Recorded information –
## BEGIN

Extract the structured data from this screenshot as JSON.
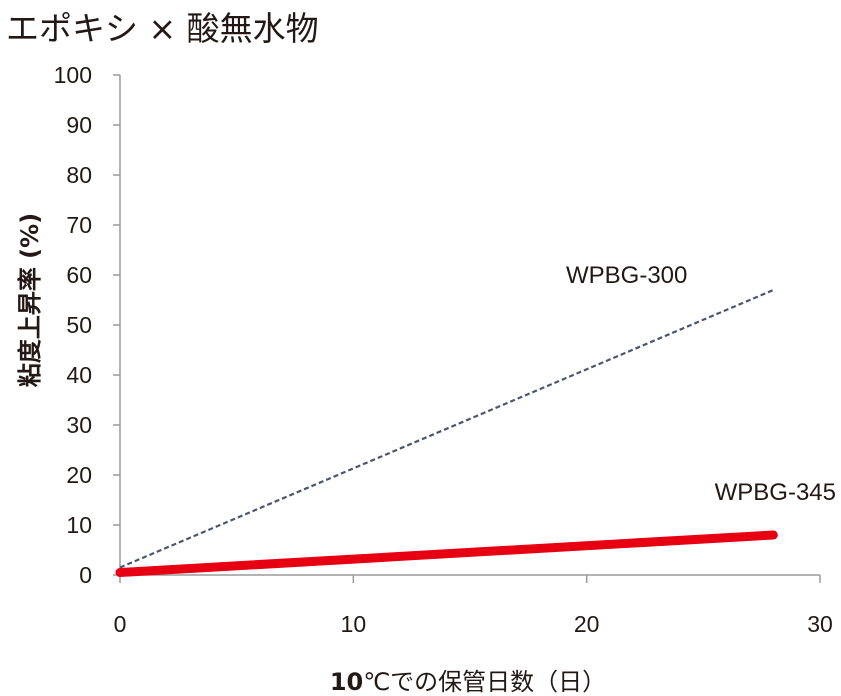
{
  "chart_data": {
    "type": "line",
    "title": "エポキシ × 酸無水物",
    "xlabel_bold": "10",
    "xlabel_rest": "℃での保管日数（日）",
    "ylabel": "粘度上昇率 (%)",
    "xlim": [
      0,
      30
    ],
    "ylim": [
      0,
      100
    ],
    "xticks": [
      0,
      10,
      20,
      30
    ],
    "yticks": [
      0,
      10,
      20,
      30,
      40,
      50,
      60,
      70,
      80,
      90,
      100
    ],
    "grid": false,
    "series": [
      {
        "name": "WPBG-300",
        "x": [
          0,
          28
        ],
        "y": [
          1.5,
          57
        ],
        "color": "#4a5670",
        "style": "dashed"
      },
      {
        "name": "WPBG-345",
        "x": [
          0,
          28
        ],
        "y": [
          0.5,
          8
        ],
        "color": "#e60012",
        "style": "solid"
      }
    ]
  }
}
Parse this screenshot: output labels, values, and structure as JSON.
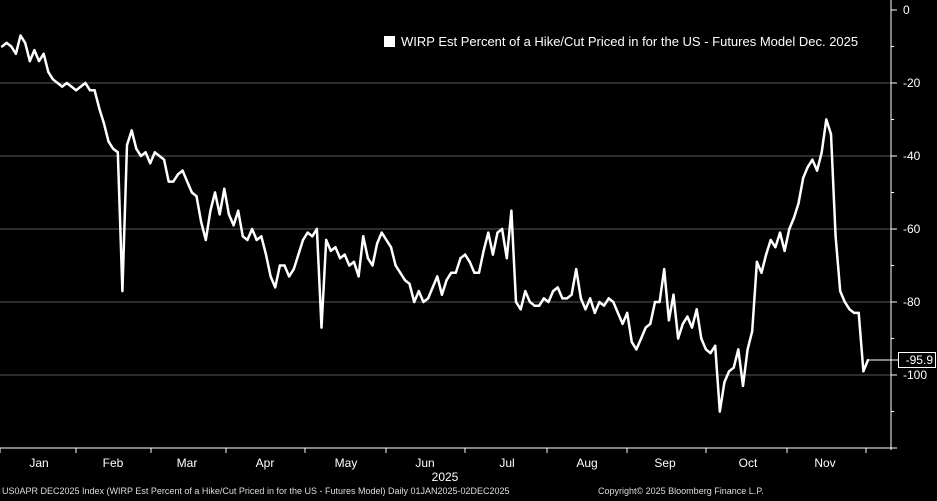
{
  "chart_data": {
    "type": "line",
    "title": "",
    "legend_position": "top-right",
    "xlabel": "2025",
    "ylabel": "",
    "ylim": [
      -120,
      0
    ],
    "y_ticks": [
      0,
      -20,
      -40,
      -60,
      -80,
      -100
    ],
    "grid": true,
    "months": [
      "Jan",
      "Feb",
      "Mar",
      "Apr",
      "May",
      "Jun",
      "Jul",
      "Aug",
      "Sep",
      "Oct",
      "Nov"
    ],
    "series": [
      {
        "name": "WIRP Est Percent of a Hike/Cut Priced in for the US - Futures Model Dec. 2025",
        "color": "#ffffff",
        "last_value_label": "-95.9",
        "points": [
          [
            0,
            -10
          ],
          [
            1,
            -9
          ],
          [
            2,
            -10
          ],
          [
            3,
            -12
          ],
          [
            4,
            -7
          ],
          [
            5,
            -9
          ],
          [
            6,
            -14
          ],
          [
            7,
            -11
          ],
          [
            8,
            -14
          ],
          [
            9,
            -12
          ],
          [
            10,
            -17
          ],
          [
            11,
            -19
          ],
          [
            12,
            -20
          ],
          [
            13,
            -21
          ],
          [
            14,
            -20
          ],
          [
            15,
            -21
          ],
          [
            16,
            -22
          ],
          [
            17,
            -21
          ],
          [
            18,
            -20
          ],
          [
            19,
            -22
          ],
          [
            20,
            -22
          ],
          [
            21,
            -27
          ],
          [
            22,
            -31
          ],
          [
            23,
            -36
          ],
          [
            24,
            -38
          ],
          [
            25,
            -39
          ],
          [
            26,
            -77
          ],
          [
            27,
            -37
          ],
          [
            28,
            -33
          ],
          [
            29,
            -38
          ],
          [
            30,
            -40
          ],
          [
            31,
            -39
          ],
          [
            32,
            -42
          ],
          [
            33,
            -39
          ],
          [
            34,
            -40
          ],
          [
            35,
            -41
          ],
          [
            36,
            -47
          ],
          [
            37,
            -47
          ],
          [
            38,
            -45
          ],
          [
            39,
            -44
          ],
          [
            40,
            -47
          ],
          [
            41,
            -50
          ],
          [
            42,
            -51
          ],
          [
            43,
            -58
          ],
          [
            44,
            -63
          ],
          [
            45,
            -55
          ],
          [
            46,
            -50
          ],
          [
            47,
            -56
          ],
          [
            48,
            -49
          ],
          [
            49,
            -56
          ],
          [
            50,
            -59
          ],
          [
            51,
            -55
          ],
          [
            52,
            -62
          ],
          [
            53,
            -63
          ],
          [
            54,
            -60
          ],
          [
            55,
            -63
          ],
          [
            56,
            -62
          ],
          [
            57,
            -67
          ],
          [
            58,
            -73
          ],
          [
            59,
            -76
          ],
          [
            60,
            -70
          ],
          [
            61,
            -70
          ],
          [
            62,
            -73
          ],
          [
            63,
            -71
          ],
          [
            64,
            -67
          ],
          [
            65,
            -63
          ],
          [
            66,
            -61
          ],
          [
            67,
            -62
          ],
          [
            68,
            -60
          ],
          [
            69,
            -87
          ],
          [
            70,
            -63
          ],
          [
            71,
            -66
          ],
          [
            72,
            -65
          ],
          [
            73,
            -68
          ],
          [
            74,
            -67
          ],
          [
            75,
            -70
          ],
          [
            76,
            -69
          ],
          [
            77,
            -73
          ],
          [
            78,
            -62
          ],
          [
            79,
            -68
          ],
          [
            80,
            -70
          ],
          [
            81,
            -64
          ],
          [
            82,
            -61
          ],
          [
            83,
            -63
          ],
          [
            84,
            -65
          ],
          [
            85,
            -70
          ],
          [
            86,
            -72
          ],
          [
            87,
            -74
          ],
          [
            88,
            -75
          ],
          [
            89,
            -80
          ],
          [
            90,
            -77
          ],
          [
            91,
            -80
          ],
          [
            92,
            -79
          ],
          [
            93,
            -76
          ],
          [
            94,
            -73
          ],
          [
            95,
            -78
          ],
          [
            96,
            -74
          ],
          [
            97,
            -72
          ],
          [
            98,
            -72
          ],
          [
            99,
            -68
          ],
          [
            100,
            -67
          ],
          [
            101,
            -69
          ],
          [
            102,
            -72
          ],
          [
            103,
            -72
          ],
          [
            104,
            -66
          ],
          [
            105,
            -61
          ],
          [
            106,
            -67
          ],
          [
            107,
            -61
          ],
          [
            108,
            -60
          ],
          [
            109,
            -68
          ],
          [
            110,
            -55
          ],
          [
            111,
            -80
          ],
          [
            112,
            -82
          ],
          [
            113,
            -77
          ],
          [
            114,
            -80
          ],
          [
            115,
            -81
          ],
          [
            116,
            -81
          ],
          [
            117,
            -79
          ],
          [
            118,
            -80
          ],
          [
            119,
            -77
          ],
          [
            120,
            -76
          ],
          [
            121,
            -79
          ],
          [
            122,
            -79
          ],
          [
            123,
            -78
          ],
          [
            124,
            -71
          ],
          [
            125,
            -79
          ],
          [
            126,
            -82
          ],
          [
            127,
            -79
          ],
          [
            128,
            -83
          ],
          [
            129,
            -80
          ],
          [
            130,
            -81
          ],
          [
            131,
            -79
          ],
          [
            132,
            -80
          ],
          [
            133,
            -83
          ],
          [
            134,
            -86
          ],
          [
            135,
            -83
          ],
          [
            136,
            -91
          ],
          [
            137,
            -93
          ],
          [
            138,
            -90
          ],
          [
            139,
            -87
          ],
          [
            140,
            -86
          ],
          [
            141,
            -80
          ],
          [
            142,
            -80
          ],
          [
            143,
            -71
          ],
          [
            144,
            -85
          ],
          [
            145,
            -78
          ],
          [
            146,
            -90
          ],
          [
            147,
            -86
          ],
          [
            148,
            -84
          ],
          [
            149,
            -87
          ],
          [
            150,
            -82
          ],
          [
            151,
            -90
          ],
          [
            152,
            -93
          ],
          [
            153,
            -94
          ],
          [
            154,
            -92
          ],
          [
            155,
            -110
          ],
          [
            156,
            -102
          ],
          [
            157,
            -99
          ],
          [
            158,
            -98
          ],
          [
            159,
            -93
          ],
          [
            160,
            -103
          ],
          [
            161,
            -93
          ],
          [
            162,
            -88
          ],
          [
            163,
            -69
          ],
          [
            164,
            -72
          ],
          [
            165,
            -67
          ],
          [
            166,
            -63
          ],
          [
            167,
            -65
          ],
          [
            168,
            -61
          ],
          [
            169,
            -66
          ],
          [
            170,
            -60
          ],
          [
            171,
            -57
          ],
          [
            172,
            -53
          ],
          [
            173,
            -46
          ],
          [
            174,
            -43
          ],
          [
            175,
            -41
          ],
          [
            176,
            -44
          ],
          [
            177,
            -39
          ],
          [
            178,
            -30
          ],
          [
            179,
            -34
          ],
          [
            180,
            -62
          ],
          [
            181,
            -77
          ],
          [
            182,
            -80
          ],
          [
            183,
            -82
          ],
          [
            184,
            -83
          ],
          [
            185,
            -83
          ],
          [
            186,
            -99
          ],
          [
            187,
            -95.9
          ]
        ]
      }
    ]
  },
  "footer": {
    "left": "US0APR DEC2025 Index (WIRP Est Percent of a Hike/Cut Priced in for the US - Futures Model) Daily 01JAN2025-02DEC2025",
    "right": "Copyright© 2025 Bloomberg Finance L.P."
  }
}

## END

Work instructions –
Look through the data above. Find each line with the string "name" and copy it.

Response –
        "name": "WPBG-300",
        "name": "WPBG-345",
        "name": "WIRP Est Percent of a Hike/Cut Priced in for the US - Futures Model Dec. 2025",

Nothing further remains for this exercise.